_RECORDS FOR THE TASK_:

================================

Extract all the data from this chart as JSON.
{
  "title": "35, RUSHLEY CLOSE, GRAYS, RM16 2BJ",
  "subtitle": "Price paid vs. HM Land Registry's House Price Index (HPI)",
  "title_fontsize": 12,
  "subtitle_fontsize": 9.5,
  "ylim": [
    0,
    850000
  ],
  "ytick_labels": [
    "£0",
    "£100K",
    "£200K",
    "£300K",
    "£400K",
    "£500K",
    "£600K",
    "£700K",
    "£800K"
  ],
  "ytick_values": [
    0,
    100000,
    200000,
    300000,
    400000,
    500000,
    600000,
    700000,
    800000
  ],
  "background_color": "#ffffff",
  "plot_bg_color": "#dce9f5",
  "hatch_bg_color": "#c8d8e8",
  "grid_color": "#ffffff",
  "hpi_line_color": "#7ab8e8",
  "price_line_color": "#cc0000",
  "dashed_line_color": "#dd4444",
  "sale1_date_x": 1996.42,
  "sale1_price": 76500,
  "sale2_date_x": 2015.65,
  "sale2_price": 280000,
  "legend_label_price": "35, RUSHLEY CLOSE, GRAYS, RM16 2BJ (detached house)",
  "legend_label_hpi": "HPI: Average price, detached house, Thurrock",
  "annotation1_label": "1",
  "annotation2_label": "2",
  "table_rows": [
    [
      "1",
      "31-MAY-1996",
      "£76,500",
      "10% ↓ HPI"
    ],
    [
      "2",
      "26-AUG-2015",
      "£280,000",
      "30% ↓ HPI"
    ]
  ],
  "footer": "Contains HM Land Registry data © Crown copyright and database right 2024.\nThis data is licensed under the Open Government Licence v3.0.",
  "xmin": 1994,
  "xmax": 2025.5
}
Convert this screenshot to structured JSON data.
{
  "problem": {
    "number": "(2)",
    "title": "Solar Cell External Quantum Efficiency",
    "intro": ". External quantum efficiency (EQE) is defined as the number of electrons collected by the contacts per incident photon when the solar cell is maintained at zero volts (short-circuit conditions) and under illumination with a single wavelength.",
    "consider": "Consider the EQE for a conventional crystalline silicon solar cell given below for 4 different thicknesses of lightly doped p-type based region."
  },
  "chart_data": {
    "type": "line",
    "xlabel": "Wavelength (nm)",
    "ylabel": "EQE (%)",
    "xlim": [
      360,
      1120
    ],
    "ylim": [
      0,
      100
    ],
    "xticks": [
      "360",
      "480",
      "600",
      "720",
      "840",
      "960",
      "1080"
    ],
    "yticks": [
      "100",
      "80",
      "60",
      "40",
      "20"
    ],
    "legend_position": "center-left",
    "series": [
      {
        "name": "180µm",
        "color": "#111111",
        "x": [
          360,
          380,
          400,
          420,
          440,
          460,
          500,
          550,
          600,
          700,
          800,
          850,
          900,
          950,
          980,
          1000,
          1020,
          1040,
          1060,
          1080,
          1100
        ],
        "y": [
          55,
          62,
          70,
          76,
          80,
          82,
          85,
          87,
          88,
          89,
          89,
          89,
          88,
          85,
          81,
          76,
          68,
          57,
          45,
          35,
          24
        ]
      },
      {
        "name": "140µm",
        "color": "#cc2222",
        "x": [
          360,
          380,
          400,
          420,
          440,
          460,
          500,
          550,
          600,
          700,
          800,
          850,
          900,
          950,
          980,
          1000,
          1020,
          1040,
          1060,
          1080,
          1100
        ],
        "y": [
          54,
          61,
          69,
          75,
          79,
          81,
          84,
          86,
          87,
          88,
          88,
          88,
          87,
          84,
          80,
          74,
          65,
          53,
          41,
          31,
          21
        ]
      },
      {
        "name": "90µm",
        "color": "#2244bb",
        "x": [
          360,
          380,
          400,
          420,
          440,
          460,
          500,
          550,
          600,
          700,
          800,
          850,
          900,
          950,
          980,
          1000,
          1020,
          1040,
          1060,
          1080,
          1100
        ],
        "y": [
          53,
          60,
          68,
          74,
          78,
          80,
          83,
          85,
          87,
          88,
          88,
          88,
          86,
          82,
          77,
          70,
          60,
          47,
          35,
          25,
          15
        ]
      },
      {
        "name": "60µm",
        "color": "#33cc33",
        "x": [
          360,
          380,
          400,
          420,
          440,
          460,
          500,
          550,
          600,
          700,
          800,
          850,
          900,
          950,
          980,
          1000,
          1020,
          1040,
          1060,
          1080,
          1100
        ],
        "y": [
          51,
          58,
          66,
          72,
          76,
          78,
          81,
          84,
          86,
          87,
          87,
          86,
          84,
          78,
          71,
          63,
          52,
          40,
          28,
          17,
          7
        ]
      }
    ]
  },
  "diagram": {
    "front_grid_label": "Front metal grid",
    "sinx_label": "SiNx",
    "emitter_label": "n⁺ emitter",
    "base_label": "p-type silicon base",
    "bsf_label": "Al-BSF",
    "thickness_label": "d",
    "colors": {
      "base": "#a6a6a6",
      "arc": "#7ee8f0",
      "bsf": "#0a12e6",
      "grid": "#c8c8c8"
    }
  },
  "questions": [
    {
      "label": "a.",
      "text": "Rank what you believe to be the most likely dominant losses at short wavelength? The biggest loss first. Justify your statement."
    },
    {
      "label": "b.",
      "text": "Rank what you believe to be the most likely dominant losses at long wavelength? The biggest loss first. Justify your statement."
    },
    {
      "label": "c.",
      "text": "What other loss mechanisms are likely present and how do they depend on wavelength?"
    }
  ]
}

================================

_WHAT IS EXPECTED_: Write out the full listing, keeping every line exactly as it is.

_REPLY_:
Extract all the data from this chart as JSON.
{
  "title": "35, RUSHLEY CLOSE, GRAYS, RM16 2BJ",
  "subtitle": "Price paid vs. HM Land Registry's House Price Index (HPI)",
  "title_fontsize": 12,
  "subtitle_fontsize": 9.5,
  "ylim": [
    0,
    850000
  ],
  "ytick_labels": [
    "£0",
    "£100K",
    "£200K",
    "£300K",
    "£400K",
    "£500K",
    "£600K",
    "£700K",
    "£800K"
  ],
  "ytick_values": [
    0,
    100000,
    200000,
    300000,
    400000,
    500000,
    600000,
    700000,
    800000
  ],
  "background_color": "#ffffff",
  "plot_bg_color": "#dce9f5",
  "hatch_bg_color": "#c8d8e8",
  "grid_color": "#ffffff",
  "hpi_line_color": "#7ab8e8",
  "price_line_color": "#cc0000",
  "dashed_line_color": "#dd4444",
  "sale1_date_x": 1996.42,
  "sale1_price": 76500,
  "sale2_date_x": 2015.65,
  "sale2_price": 280000,
  "legend_label_price": "35, RUSHLEY CLOSE, GRAYS, RM16 2BJ (detached house)",
  "legend_label_hpi": "HPI: Average price, detached house, Thurrock",
  "annotation1_label": "1",
  "annotation2_label": "2",
  "table_rows": [
    [
      "1",
      "31-MAY-1996",
      "£76,500",
      "10% ↓ HPI"
    ],
    [
      "2",
      "26-AUG-2015",
      "£280,000",
      "30% ↓ HPI"
    ]
  ],
  "footer": "Contains HM Land Registry data © Crown copyright and database right 2024.\nThis data is licensed under the Open Government Licence v3.0.",
  "xmin": 1994,
  "xmax": 2025.5
}
Convert this screenshot to structured JSON data.
{
  "problem": {
    "number": "(2)",
    "title": "Solar Cell External Quantum Efficiency",
    "intro": ". External quantum efficiency (EQE) is defined as the number of electrons collected by the contacts per incident photon when the solar cell is maintained at zero volts (short-circuit conditions) and under illumination with a single wavelength.",
    "consider": "Consider the EQE for a conventional crystalline silicon solar cell given below for 4 different thicknesses of lightly doped p-type based region."
  },
  "chart_data": {
    "type": "line",
    "xlabel": "Wavelength (nm)",
    "ylabel": "EQE (%)",
    "xlim": [
      360,
      1120
    ],
    "ylim": [
      0,
      100
    ],
    "xticks": [
      "360",
      "480",
      "600",
      "720",
      "840",
      "960",
      "1080"
    ],
    "yticks": [
      "100",
      "80",
      "60",
      "40",
      "20"
    ],
    "legend_position": "center-left",
    "series": [
      {
        "name": "180µm",
        "color": "#111111",
        "x": [
          360,
          380,
          400,
          420,
          440,
          460,
          500,
          550,
          600,
          700,
          800,
          850,
          900,
          950,
          980,
          1000,
          1020,
          1040,
          1060,
          1080,
          1100
        ],
        "y": [
          55,
          62,
          70,
          76,
          80,
          82,
          85,
          87,
          88,
          89,
          89,
          89,
          88,
          85,
          81,
          76,
          68,
          57,
          45,
          35,
          24
        ]
      },
      {
        "name": "140µm",
        "color": "#cc2222",
        "x": [
          360,
          380,
          400,
          420,
          440,
          460,
          500,
          550,
          600,
          700,
          800,
          850,
          900,
          950,
          980,
          1000,
          1020,
          1040,
          1060,
          1080,
          1100
        ],
        "y": [
          54,
          61,
          69,
          75,
          79,
          81,
          84,
          86,
          87,
          88,
          88,
          88,
          87,
          84,
          80,
          74,
          65,
          53,
          41,
          31,
          21
        ]
      },
      {
        "name": "90µm",
        "color": "#2244bb",
        "x": [
          360,
          380,
          400,
          420,
          440,
          460,
          500,
          550,
          600,
          700,
          800,
          850,
          900,
          950,
          980,
          1000,
          1020,
          1040,
          1060,
          1080,
          1100
        ],
        "y": [
          53,
          60,
          68,
          74,
          78,
          80,
          83,
          85,
          87,
          88,
          88,
          88,
          86,
          82,
          77,
          70,
          60,
          47,
          35,
          25,
          15
        ]
      },
      {
        "name": "60µm",
        "color": "#33cc33",
        "x": [
          360,
          380,
          400,
          420,
          440,
          460,
          500,
          550,
          600,
          700,
          800,
          850,
          900,
          950,
          980,
          1000,
          1020,
          1040,
          1060,
          1080,
          1100
        ],
        "y": [
          51,
          58,
          66,
          72,
          76,
          78,
          81,
          84,
          86,
          87,
          87,
          86,
          84,
          78,
          71,
          63,
          52,
          40,
          28,
          17,
          7
        ]
      }
    ]
  },
  "diagram": {
    "front_grid_label": "Front metal grid",
    "sinx_label": "SiNx",
    "emitter_label": "n⁺ emitter",
    "base_label": "p-type silicon base",
    "bsf_label": "Al-BSF",
    "thickness_label": "d",
    "colors": {
      "base": "#a6a6a6",
      "arc": "#7ee8f0",
      "bsf": "#0a12e6",
      "grid": "#c8c8c8"
    }
  },
  "questions": [
    {
      "label": "a.",
      "text": "Rank what you believe to be the most likely dominant losses at short wavelength? The biggest loss first. Justify your statement."
    },
    {
      "label": "b.",
      "text": "Rank what you believe to be the most likely dominant losses at long wavelength? The biggest loss first. Justify your statement."
    },
    {
      "label": "c.",
      "text": "What other loss mechanisms are likely present and how do they depend on wavelength?"
    }
  ]
}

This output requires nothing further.